Entries drawn from a collection:
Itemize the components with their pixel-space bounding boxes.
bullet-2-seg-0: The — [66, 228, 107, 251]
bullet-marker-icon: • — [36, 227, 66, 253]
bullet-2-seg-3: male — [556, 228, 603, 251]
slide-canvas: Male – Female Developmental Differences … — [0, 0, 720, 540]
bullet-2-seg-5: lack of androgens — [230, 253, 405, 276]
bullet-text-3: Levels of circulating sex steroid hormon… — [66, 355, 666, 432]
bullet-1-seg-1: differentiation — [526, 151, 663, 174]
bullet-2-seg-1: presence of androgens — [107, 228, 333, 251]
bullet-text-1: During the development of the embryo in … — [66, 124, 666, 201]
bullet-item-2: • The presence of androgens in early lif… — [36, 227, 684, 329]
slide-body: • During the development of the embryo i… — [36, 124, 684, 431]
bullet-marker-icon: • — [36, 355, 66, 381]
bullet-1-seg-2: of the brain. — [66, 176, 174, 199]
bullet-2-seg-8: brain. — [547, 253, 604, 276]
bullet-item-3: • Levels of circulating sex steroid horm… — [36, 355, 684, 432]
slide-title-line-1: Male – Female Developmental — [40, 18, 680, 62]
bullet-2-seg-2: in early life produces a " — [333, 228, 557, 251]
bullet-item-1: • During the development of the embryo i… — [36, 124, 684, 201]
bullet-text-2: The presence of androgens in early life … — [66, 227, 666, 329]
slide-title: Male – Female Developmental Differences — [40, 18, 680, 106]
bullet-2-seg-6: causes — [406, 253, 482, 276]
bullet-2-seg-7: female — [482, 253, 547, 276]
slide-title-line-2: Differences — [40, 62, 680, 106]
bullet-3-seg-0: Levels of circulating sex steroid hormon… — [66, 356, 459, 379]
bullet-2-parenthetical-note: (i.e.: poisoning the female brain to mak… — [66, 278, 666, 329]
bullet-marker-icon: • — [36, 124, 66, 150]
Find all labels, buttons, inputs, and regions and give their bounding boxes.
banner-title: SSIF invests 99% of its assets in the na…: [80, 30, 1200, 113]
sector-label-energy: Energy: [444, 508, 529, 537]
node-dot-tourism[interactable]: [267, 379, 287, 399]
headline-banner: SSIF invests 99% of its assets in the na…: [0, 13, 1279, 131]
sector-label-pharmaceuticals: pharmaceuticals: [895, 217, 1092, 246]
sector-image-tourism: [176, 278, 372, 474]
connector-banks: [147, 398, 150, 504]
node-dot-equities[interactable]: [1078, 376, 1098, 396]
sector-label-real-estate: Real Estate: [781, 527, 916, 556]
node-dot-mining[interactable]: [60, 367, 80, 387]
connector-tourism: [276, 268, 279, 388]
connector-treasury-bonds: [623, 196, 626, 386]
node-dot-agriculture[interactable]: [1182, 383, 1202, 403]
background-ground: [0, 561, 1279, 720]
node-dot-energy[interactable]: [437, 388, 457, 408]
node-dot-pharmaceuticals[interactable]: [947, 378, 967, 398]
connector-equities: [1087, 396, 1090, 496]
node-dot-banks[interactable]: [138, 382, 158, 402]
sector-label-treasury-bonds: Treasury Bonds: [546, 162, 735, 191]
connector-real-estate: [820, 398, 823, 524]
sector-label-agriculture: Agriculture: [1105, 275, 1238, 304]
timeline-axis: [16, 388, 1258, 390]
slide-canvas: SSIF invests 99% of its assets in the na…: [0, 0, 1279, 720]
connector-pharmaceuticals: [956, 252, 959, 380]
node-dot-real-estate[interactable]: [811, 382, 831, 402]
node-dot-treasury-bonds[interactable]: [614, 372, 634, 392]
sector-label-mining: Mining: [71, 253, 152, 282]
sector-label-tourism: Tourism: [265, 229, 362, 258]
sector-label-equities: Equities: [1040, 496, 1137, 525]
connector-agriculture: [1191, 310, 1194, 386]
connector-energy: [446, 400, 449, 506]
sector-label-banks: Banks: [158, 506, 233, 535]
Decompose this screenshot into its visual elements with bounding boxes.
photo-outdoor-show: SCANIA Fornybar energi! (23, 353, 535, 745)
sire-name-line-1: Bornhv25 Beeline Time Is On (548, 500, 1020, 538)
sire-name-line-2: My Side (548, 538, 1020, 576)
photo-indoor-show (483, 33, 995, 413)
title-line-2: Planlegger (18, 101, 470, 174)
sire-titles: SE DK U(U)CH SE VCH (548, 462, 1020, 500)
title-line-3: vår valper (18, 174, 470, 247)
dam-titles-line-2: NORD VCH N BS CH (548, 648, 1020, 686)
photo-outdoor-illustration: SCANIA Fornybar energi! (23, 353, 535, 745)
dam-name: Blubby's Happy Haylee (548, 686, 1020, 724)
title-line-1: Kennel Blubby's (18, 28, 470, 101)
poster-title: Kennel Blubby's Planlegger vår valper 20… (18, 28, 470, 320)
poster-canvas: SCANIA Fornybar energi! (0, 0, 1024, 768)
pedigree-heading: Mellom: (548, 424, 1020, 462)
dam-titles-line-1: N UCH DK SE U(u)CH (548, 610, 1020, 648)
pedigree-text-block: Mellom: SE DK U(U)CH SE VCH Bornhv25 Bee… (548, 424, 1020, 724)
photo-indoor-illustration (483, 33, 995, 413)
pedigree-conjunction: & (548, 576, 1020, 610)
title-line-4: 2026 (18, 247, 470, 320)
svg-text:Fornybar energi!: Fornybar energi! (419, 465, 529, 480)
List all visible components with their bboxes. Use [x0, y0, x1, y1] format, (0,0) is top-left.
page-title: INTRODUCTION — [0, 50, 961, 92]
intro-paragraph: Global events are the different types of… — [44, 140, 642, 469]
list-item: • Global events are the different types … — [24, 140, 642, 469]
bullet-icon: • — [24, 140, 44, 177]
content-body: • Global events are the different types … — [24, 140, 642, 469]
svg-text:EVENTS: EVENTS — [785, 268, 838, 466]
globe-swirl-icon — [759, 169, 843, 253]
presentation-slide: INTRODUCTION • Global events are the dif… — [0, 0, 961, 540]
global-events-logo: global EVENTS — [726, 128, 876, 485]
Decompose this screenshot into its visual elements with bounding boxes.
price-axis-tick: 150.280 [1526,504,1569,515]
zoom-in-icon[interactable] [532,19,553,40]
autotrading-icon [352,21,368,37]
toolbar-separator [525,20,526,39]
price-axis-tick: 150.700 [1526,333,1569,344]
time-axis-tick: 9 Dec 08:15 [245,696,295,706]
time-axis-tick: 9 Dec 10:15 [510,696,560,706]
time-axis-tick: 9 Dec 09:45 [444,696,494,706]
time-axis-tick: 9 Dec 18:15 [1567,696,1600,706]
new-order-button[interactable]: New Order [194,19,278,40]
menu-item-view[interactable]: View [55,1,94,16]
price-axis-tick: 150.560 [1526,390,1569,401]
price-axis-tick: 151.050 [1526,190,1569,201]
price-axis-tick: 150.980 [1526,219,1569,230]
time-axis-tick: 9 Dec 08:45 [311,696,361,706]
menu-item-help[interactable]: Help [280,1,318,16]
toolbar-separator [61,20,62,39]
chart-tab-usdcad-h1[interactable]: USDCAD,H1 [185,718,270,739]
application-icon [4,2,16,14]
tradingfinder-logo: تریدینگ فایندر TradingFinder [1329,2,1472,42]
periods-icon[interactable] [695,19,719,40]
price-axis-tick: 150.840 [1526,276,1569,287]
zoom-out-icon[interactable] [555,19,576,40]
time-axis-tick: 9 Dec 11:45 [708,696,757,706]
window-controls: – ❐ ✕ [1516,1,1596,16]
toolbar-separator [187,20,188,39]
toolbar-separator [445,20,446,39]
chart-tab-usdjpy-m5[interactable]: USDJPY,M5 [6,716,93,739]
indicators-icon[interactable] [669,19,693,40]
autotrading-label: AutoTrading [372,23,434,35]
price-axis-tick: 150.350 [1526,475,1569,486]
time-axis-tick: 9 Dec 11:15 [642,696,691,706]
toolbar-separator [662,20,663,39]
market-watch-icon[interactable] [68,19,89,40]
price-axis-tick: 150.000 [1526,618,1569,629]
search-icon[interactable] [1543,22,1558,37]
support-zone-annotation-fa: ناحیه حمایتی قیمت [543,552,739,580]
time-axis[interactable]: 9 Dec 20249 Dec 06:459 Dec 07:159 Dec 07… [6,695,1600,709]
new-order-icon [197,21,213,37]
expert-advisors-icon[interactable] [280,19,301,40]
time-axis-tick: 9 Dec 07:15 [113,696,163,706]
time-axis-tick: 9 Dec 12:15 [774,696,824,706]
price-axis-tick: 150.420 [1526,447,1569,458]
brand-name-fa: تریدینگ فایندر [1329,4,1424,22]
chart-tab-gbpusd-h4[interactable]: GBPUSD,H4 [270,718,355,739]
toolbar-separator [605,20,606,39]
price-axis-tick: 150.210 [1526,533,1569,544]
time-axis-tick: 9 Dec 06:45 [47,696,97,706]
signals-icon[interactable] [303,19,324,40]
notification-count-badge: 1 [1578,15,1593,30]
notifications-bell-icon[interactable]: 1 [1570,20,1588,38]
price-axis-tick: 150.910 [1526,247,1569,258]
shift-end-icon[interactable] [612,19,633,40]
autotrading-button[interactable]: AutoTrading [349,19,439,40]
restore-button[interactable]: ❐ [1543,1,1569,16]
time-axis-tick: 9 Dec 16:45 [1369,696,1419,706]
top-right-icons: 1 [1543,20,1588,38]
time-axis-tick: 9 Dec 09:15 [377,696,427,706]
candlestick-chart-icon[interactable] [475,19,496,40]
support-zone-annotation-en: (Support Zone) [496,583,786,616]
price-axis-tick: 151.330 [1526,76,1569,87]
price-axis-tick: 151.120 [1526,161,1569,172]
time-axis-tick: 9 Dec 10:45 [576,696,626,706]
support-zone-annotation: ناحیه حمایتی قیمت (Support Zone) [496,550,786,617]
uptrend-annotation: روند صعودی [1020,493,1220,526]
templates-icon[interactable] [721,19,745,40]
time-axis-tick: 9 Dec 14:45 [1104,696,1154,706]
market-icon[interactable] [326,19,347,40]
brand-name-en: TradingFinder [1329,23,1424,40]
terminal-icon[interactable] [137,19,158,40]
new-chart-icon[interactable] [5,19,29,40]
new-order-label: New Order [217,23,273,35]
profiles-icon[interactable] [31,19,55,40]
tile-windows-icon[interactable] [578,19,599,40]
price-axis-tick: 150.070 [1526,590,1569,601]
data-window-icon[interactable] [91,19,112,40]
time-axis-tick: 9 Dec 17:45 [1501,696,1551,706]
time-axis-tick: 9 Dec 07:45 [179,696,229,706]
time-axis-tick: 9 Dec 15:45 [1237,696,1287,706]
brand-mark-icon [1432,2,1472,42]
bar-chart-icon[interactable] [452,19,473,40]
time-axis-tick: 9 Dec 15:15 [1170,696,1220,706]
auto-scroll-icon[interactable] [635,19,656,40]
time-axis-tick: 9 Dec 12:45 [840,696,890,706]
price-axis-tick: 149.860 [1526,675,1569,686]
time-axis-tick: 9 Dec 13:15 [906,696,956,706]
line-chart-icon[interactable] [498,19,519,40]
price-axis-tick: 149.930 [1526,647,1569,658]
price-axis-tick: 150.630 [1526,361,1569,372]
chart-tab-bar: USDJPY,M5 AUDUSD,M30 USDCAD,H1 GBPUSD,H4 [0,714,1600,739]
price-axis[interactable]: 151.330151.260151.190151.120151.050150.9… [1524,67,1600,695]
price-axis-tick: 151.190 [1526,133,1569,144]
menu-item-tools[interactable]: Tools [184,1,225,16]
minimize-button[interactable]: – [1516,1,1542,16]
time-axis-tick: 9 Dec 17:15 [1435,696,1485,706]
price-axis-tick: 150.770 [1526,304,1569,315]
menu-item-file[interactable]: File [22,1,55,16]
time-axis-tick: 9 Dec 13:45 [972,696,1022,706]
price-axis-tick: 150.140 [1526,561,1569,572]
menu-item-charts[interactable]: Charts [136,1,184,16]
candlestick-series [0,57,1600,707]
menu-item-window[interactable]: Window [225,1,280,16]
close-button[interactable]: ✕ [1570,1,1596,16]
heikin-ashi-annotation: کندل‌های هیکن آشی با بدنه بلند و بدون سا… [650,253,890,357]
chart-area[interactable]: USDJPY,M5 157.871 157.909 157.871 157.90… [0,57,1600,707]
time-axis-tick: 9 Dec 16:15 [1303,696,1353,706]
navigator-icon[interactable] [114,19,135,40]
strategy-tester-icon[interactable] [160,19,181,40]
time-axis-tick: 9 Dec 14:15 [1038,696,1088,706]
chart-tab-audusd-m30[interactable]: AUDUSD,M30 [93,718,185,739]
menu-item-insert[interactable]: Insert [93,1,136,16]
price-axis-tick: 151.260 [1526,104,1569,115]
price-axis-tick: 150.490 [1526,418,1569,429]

Written exercise:
Can you extract the lines starting at the first line of the items and stopping after the line that contains "bullet-text-2: The presence", with both of those lines included, and copy them without any changes?

Result:
Itemize the components with their pixel-space bounding boxes.
bullet-2-seg-0: The — [66, 228, 107, 251]
bullet-marker-icon: • — [36, 227, 66, 253]
bullet-2-seg-3: male — [556, 228, 603, 251]
slide-canvas: Male – Female Developmental Differences … — [0, 0, 720, 540]
bullet-2-seg-5: lack of androgens — [230, 253, 405, 276]
bullet-text-3: Levels of circulating sex steroid hormon… — [66, 355, 666, 432]
bullet-1-seg-1: differentiation — [526, 151, 663, 174]
bullet-2-seg-1: presence of androgens — [107, 228, 333, 251]
bullet-text-1: During the development of the embryo in … — [66, 124, 666, 201]
bullet-item-2: • The presence of androgens in early lif… — [36, 227, 684, 329]
slide-body: • During the development of the embryo i… — [36, 124, 684, 431]
bullet-marker-icon: • — [36, 355, 66, 381]
bullet-1-seg-2: of the brain. — [66, 176, 174, 199]
bullet-2-seg-8: brain. — [547, 253, 604, 276]
bullet-item-3: • Levels of circulating sex steroid horm… — [36, 355, 684, 432]
slide-title-line-1: Male – Female Developmental — [40, 18, 680, 62]
bullet-2-seg-2: in early life produces a " — [333, 228, 557, 251]
bullet-item-1: • During the development of the embryo i… — [36, 124, 684, 201]
bullet-text-2: The presence of androgens in early life … — [66, 227, 666, 329]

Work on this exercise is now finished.